REQUEST: Quote the whole listing verbatim.

SUPPLIED MATERIAL:

::::

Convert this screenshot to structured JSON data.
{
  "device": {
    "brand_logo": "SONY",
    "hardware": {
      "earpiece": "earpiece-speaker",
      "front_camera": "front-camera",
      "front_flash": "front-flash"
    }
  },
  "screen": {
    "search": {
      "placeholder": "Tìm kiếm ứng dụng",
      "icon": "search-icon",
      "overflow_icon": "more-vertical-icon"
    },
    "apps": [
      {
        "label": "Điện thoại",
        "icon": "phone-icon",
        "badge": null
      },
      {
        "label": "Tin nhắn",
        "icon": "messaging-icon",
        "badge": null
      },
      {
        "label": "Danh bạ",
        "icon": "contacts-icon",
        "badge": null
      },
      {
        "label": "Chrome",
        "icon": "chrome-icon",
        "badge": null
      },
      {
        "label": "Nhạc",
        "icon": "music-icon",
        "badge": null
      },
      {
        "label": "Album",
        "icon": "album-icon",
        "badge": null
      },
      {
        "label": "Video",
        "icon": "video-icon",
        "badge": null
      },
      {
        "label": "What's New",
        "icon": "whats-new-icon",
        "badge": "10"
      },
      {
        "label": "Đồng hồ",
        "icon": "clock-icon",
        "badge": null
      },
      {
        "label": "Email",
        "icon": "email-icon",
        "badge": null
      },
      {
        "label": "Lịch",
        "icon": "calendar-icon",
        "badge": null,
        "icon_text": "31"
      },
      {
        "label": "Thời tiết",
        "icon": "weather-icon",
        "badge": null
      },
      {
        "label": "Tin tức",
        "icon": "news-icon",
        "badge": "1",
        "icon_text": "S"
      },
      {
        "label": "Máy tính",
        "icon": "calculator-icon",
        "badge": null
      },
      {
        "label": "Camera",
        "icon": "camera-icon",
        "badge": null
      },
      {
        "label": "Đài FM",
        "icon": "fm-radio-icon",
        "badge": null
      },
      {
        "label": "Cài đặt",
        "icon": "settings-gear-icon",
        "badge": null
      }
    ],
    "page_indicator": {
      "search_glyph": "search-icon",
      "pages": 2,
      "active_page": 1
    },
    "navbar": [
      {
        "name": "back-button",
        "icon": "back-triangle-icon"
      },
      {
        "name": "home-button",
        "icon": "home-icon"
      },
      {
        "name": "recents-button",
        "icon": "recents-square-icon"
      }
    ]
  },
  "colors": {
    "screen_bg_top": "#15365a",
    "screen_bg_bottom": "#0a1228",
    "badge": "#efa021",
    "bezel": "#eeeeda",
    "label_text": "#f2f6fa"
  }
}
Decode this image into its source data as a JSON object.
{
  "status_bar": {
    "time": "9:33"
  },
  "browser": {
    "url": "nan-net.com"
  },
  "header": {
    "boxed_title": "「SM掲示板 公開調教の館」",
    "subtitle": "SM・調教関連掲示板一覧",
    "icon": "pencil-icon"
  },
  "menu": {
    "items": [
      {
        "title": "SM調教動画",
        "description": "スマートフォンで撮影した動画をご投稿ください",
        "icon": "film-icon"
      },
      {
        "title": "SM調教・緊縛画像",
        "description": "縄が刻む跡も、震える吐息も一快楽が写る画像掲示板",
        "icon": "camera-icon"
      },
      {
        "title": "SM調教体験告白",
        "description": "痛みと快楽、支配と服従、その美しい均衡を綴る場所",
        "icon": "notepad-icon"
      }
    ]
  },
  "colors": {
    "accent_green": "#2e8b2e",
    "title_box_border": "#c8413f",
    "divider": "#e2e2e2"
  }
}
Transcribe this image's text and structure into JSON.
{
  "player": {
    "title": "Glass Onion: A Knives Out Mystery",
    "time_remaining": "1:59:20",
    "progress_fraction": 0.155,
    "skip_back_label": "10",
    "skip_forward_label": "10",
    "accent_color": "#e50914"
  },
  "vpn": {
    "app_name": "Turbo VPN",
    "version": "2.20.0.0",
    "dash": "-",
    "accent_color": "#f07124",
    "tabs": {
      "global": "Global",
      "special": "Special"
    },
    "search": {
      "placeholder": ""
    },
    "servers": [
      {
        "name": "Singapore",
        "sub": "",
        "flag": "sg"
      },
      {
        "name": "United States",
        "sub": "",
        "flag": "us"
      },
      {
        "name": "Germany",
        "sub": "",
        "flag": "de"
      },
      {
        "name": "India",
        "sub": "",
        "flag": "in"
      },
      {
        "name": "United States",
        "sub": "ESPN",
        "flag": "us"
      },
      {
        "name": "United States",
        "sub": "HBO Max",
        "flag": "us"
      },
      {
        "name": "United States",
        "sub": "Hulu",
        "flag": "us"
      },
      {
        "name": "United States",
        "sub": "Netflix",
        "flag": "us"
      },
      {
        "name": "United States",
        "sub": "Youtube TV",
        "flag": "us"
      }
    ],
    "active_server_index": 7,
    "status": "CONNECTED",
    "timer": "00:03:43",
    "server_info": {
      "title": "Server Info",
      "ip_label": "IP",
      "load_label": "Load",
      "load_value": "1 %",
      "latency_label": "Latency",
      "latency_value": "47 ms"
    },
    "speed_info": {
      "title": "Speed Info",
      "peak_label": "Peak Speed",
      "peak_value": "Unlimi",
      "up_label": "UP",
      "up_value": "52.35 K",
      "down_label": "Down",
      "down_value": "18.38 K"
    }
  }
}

::::

TASK ANSWER:
Convert this screenshot to structured JSON data.
{
  "device": {
    "brand_logo": "SONY",
    "hardware": {
      "earpiece": "earpiece-speaker",
      "front_camera": "front-camera",
      "front_flash": "front-flash"
    }
  },
  "screen": {
    "search": {
      "placeholder": "Tìm kiếm ứng dụng",
      "icon": "search-icon",
      "overflow_icon": "more-vertical-icon"
    },
    "apps": [
      {
        "label": "Điện thoại",
        "icon": "phone-icon",
        "badge": null
      },
      {
        "label": "Tin nhắn",
        "icon": "messaging-icon",
        "badge": null
      },
      {
        "label": "Danh bạ",
        "icon": "contacts-icon",
        "badge": null
      },
      {
        "label": "Chrome",
        "icon": "chrome-icon",
        "badge": null
      },
      {
        "label": "Nhạc",
        "icon": "music-icon",
        "badge": null
      },
      {
        "label": "Album",
        "icon": "album-icon",
        "badge": null
      },
      {
        "label": "Video",
        "icon": "video-icon",
        "badge": null
      },
      {
        "label": "What's New",
        "icon": "whats-new-icon",
        "badge": "10"
      },
      {
        "label": "Đồng hồ",
        "icon": "clock-icon",
        "badge": null
      },
      {
        "label": "Email",
        "icon": "email-icon",
        "badge": null
      },
      {
        "label": "Lịch",
        "icon": "calendar-icon",
        "badge": null,
        "icon_text": "31"
      },
      {
        "label": "Thời tiết",
        "icon": "weather-icon",
        "badge": null
      },
      {
        "label": "Tin tức",
        "icon": "news-icon",
        "badge": "1",
        "icon_text": "S"
      },
      {
        "label": "Máy tính",
        "icon": "calculator-icon",
        "badge": null
      },
      {
        "label": "Camera",
        "icon": "camera-icon",
        "badge": null
      },
      {
        "label": "Đài FM",
        "icon": "fm-radio-icon",
        "badge": null
      },
      {
        "label": "Cài đặt",
        "icon": "settings-gear-icon",
        "badge": null
      }
    ],
    "page_indicator": {
      "search_glyph": "search-icon",
      "pages": 2,
      "active_page": 1
    },
    "navbar": [
      {
        "name": "back-button",
        "icon": "back-triangle-icon"
      },
      {
        "name": "home-button",
        "icon": "home-icon"
      },
      {
        "name": "recents-button",
        "icon": "recents-square-icon"
      }
    ]
  },
  "colors": {
    "screen_bg_top": "#15365a",
    "screen_bg_bottom": "#0a1228",
    "badge": "#efa021",
    "bezel": "#eeeeda",
    "label_text": "#f2f6fa"
  }
}
Decode this image into its source data as a JSON object.
{
  "status_bar": {
    "time": "9:33"
  },
  "browser": {
    "url": "nan-net.com"
  },
  "header": {
    "boxed_title": "「SM掲示板 公開調教の館」",
    "subtitle": "SM・調教関連掲示板一覧",
    "icon": "pencil-icon"
  },
  "menu": {
    "items": [
      {
        "title": "SM調教動画",
        "description": "スマートフォンで撮影した動画をご投稿ください",
        "icon": "film-icon"
      },
      {
        "title": "SM調教・緊縛画像",
        "description": "縄が刻む跡も、震える吐息も一快楽が写る画像掲示板",
        "icon": "camera-icon"
      },
      {
        "title": "SM調教体験告白",
        "description": "痛みと快楽、支配と服従、その美しい均衡を綴る場所",
        "icon": "notepad-icon"
      }
    ]
  },
  "colors": {
    "accent_green": "#2e8b2e",
    "title_box_border": "#c8413f",
    "divider": "#e2e2e2"
  }
}
Transcribe this image's text and structure into JSON.
{
  "player": {
    "title": "Glass Onion: A Knives Out Mystery",
    "time_remaining": "1:59:20",
    "progress_fraction": 0.155,
    "skip_back_label": "10",
    "skip_forward_label": "10",
    "accent_color": "#e50914"
  },
  "vpn": {
    "app_name": "Turbo VPN",
    "version": "2.20.0.0",
    "dash": "-",
    "accent_color": "#f07124",
    "tabs": {
      "global": "Global",
      "special": "Special"
    },
    "search": {
      "placeholder": ""
    },
    "servers": [
      {
        "name": "Singapore",
        "sub": "",
        "flag": "sg"
      },
      {
        "name": "United States",
        "sub": "",
        "flag": "us"
      },
      {
        "name": "Germany",
        "sub": "",
        "flag": "de"
      },
      {
        "name": "India",
        "sub": "",
        "flag": "in"
      },
      {
        "name": "United States",
        "sub": "ESPN",
        "flag": "us"
      },
      {
        "name": "United States",
        "sub": "HBO Max",
        "flag": "us"
      },
      {
        "name": "United States",
        "sub": "Hulu",
        "flag": "us"
      },
      {
        "name": "United States",
        "sub": "Netflix",
        "flag": "us"
      },
      {
        "name": "United States",
        "sub": "Youtube TV",
        "flag": "us"
      }
    ],
    "active_server_index": 7,
    "status": "CONNECTED",
    "timer": "00:03:43",
    "server_info": {
      "title": "Server Info",
      "ip_label": "IP",
      "load_label": "Load",
      "load_value": "1 %",
      "latency_label": "Latency",
      "latency_value": "47 ms"
    },
    "speed_info": {
      "title": "Speed Info",
      "peak_label": "Peak Speed",
      "peak_value": "Unlimi",
      "up_label": "UP",
      "up_value": "52.35 K",
      "down_label": "Down",
      "down_value": "18.38 K"
    }
  }
}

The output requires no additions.